=== Exercise ===
Please quote the material exactly, every line of it.

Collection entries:
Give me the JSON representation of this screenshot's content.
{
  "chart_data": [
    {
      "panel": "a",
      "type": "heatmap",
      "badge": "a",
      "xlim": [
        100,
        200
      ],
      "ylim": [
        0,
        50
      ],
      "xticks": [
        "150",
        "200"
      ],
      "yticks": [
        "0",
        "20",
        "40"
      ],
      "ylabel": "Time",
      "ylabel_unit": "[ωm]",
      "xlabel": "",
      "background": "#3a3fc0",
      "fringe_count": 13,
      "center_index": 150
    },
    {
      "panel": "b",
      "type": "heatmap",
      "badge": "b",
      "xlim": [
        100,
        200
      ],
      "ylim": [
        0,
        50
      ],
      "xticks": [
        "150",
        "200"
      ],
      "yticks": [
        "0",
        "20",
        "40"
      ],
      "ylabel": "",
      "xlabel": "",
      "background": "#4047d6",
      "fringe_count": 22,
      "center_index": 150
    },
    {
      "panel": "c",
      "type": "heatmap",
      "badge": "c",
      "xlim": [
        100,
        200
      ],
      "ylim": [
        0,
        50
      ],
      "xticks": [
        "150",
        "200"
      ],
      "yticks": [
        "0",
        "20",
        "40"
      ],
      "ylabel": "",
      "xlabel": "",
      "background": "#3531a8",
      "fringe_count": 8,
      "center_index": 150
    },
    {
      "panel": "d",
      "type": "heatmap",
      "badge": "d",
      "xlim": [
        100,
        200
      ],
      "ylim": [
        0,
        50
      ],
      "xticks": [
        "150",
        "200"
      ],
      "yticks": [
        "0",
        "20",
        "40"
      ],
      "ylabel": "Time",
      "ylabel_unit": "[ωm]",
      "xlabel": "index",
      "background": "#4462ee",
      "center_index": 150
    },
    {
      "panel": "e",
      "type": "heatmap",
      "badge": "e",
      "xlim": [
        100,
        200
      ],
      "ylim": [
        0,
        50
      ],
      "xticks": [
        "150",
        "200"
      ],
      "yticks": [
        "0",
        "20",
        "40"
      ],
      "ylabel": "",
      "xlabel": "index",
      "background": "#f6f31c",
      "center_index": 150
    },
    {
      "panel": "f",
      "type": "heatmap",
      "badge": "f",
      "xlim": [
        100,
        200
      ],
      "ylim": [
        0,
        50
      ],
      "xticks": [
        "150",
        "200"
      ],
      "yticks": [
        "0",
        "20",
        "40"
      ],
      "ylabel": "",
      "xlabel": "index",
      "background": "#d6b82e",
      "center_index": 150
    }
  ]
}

=== Exercise response ===
Give me the JSON representation of this screenshot's content.
{
  "chart_data": [
    {
      "panel": "a",
      "type": "heatmap",
      "badge": "a",
      "xlim": [
        100,
        200
      ],
      "ylim": [
        0,
        50
      ],
      "xticks": [
        "150",
        "200"
      ],
      "yticks": [
        "0",
        "20",
        "40"
      ],
      "ylabel": "Time",
      "ylabel_unit": "[ωm]",
      "xlabel": "",
      "background": "#3a3fc0",
      "fringe_count": 13,
      "center_index": 150
    },
    {
      "panel": "b",
      "type": "heatmap",
      "badge": "b",
      "xlim": [
        100,
        200
      ],
      "ylim": [
        0,
        50
      ],
      "xticks": [
        "150",
        "200"
      ],
      "yticks": [
        "0",
        "20",
        "40"
      ],
      "ylabel": "",
      "xlabel": "",
      "background": "#4047d6",
      "fringe_count": 22,
      "center_index": 150
    },
    {
      "panel": "c",
      "type": "heatmap",
      "badge": "c",
      "xlim": [
        100,
        200
      ],
      "ylim": [
        0,
        50
      ],
      "xticks": [
        "150",
        "200"
      ],
      "yticks": [
        "0",
        "20",
        "40"
      ],
      "ylabel": "",
      "xlabel": "",
      "background": "#3531a8",
      "fringe_count": 8,
      "center_index": 150
    },
    {
      "panel": "d",
      "type": "heatmap",
      "badge": "d",
      "xlim": [
        100,
        200
      ],
      "ylim": [
        0,
        50
      ],
      "xticks": [
        "150",
        "200"
      ],
      "yticks": [
        "0",
        "20",
        "40"
      ],
      "ylabel": "Time",
      "ylabel_unit": "[ωm]",
      "xlabel": "index",
      "background": "#4462ee",
      "center_index": 150
    },
    {
      "panel": "e",
      "type": "heatmap",
      "badge": "e",
      "xlim": [
        100,
        200
      ],
      "ylim": [
        0,
        50
      ],
      "xticks": [
        "150",
        "200"
      ],
      "yticks": [
        "0",
        "20",
        "40"
      ],
      "ylabel": "",
      "xlabel": "index",
      "background": "#f6f31c",
      "center_index": 150
    },
    {
      "panel": "f",
      "type": "heatmap",
      "badge": "f",
      "xlim": [
        100,
        200
      ],
      "ylim": [
        0,
        50
      ],
      "xticks": [
        "150",
        "200"
      ],
      "yticks": [
        "0",
        "20",
        "40"
      ],
      "ylabel": "",
      "xlabel": "index",
      "background": "#d6b82e",
      "center_index": 150
    }
  ]
}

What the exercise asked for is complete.